**Given request**
Count every line of the listing where the string "logo" occurs, and reply with the count alone.

**Data rows**
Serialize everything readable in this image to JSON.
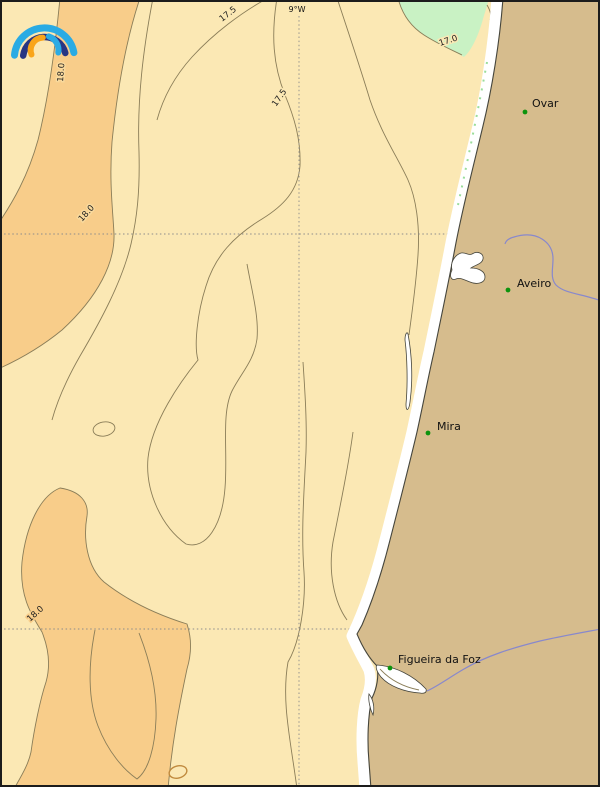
{
  "map": {
    "description": "coastal temperature contour map of central Portugal shoreline",
    "meridian_label": "9°W",
    "contour_values_visible": [
      "17.0",
      "17.5",
      "18.0"
    ],
    "contour_labels": [
      {
        "text": "17.5"
      },
      {
        "text": "17.5"
      },
      {
        "text": "17.0"
      },
      {
        "text": "18.0"
      },
      {
        "text": "18.0"
      },
      {
        "text": "18.0"
      }
    ],
    "cities": [
      {
        "name": "Ovar"
      },
      {
        "name": "Aveiro"
      },
      {
        "name": "Mira"
      },
      {
        "name": "Figueira da Foz"
      }
    ],
    "colors": {
      "sea_background": "#fbe8b4",
      "warm_band_orange": "#f8cd8a",
      "cool_patch_green": "#c9f2c4",
      "land_tan": "#d6bc8d",
      "beach_white": "#ffffff",
      "contour_line": "#8a7d58",
      "gridline_gray": "#8c8c8c",
      "river_blue": "#8888cc",
      "city_marker_green": "#0d930d",
      "frame_black": "#1c1c1c"
    },
    "logo": {
      "name": "rainbow-arcs-weather-logo",
      "arc_colors": [
        "#2aabe4",
        "#283583",
        "#f9a51a",
        "#2aabe4"
      ]
    }
  }
}
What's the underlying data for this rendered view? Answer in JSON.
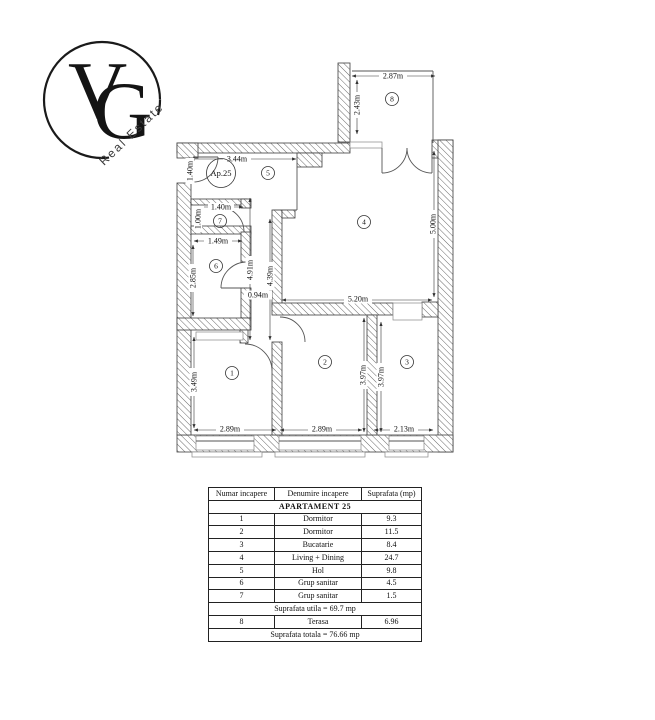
{
  "logo": {
    "letter_v": "V",
    "letter_g": "G",
    "tagline": "Real Estate"
  },
  "plan": {
    "apartment_label": "Ap.25",
    "room_numbers": {
      "bedroom1": "1",
      "bedroom2": "2",
      "kitchen": "3",
      "living": "4",
      "hol": "5",
      "wc": "6",
      "wc_small": "7",
      "terrace": "8"
    },
    "dimensions": {
      "terrace_width": "2.87m",
      "terrace_depth": "2.43m",
      "hol_width": "3.44m",
      "entrance_width": "1.40m",
      "wc_small_width": "1.40m",
      "wc_small_depth": "1.00m",
      "wc_width": "1.49m",
      "wc_depth": "2.85m",
      "hall_length_a": "4.91m",
      "hall_length_b": "4.39m",
      "hall_width": "0.94m",
      "living_width": "5.20m",
      "living_depth": "5.00m",
      "bedroom1_depth": "3.49m",
      "bedroom1_width": "2.89m",
      "bedroom2_width": "2.89m",
      "bedroom2_depth": "3.97m",
      "kitchen_depth": "3.97m",
      "kitchen_width": "2.13m"
    }
  },
  "table": {
    "headers": [
      "Numar incapere",
      "Denumire incapere",
      "Suprafata (mp)"
    ],
    "group_header": "APARTAMENT 25",
    "rows": [
      {
        "nr": "1",
        "name": "Dormitor",
        "area": "9.3"
      },
      {
        "nr": "2",
        "name": "Dormitor",
        "area": "11.5"
      },
      {
        "nr": "3",
        "name": "Bucatarie",
        "area": "8.4"
      },
      {
        "nr": "4",
        "name": "Living + Dining",
        "area": "24.7"
      },
      {
        "nr": "5",
        "name": "Hol",
        "area": "9.8"
      },
      {
        "nr": "6",
        "name": "Grup sanitar",
        "area": "4.5"
      },
      {
        "nr": "7",
        "name": "Grup sanitar",
        "area": "1.5"
      }
    ],
    "useful_area": "Suprafata utila = 69.7 mp",
    "terrace_row": {
      "nr": "8",
      "name": "Terasa",
      "area": "6.96"
    },
    "total_area": "Suprafata totala = 76.66 mp"
  }
}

**Answer**
3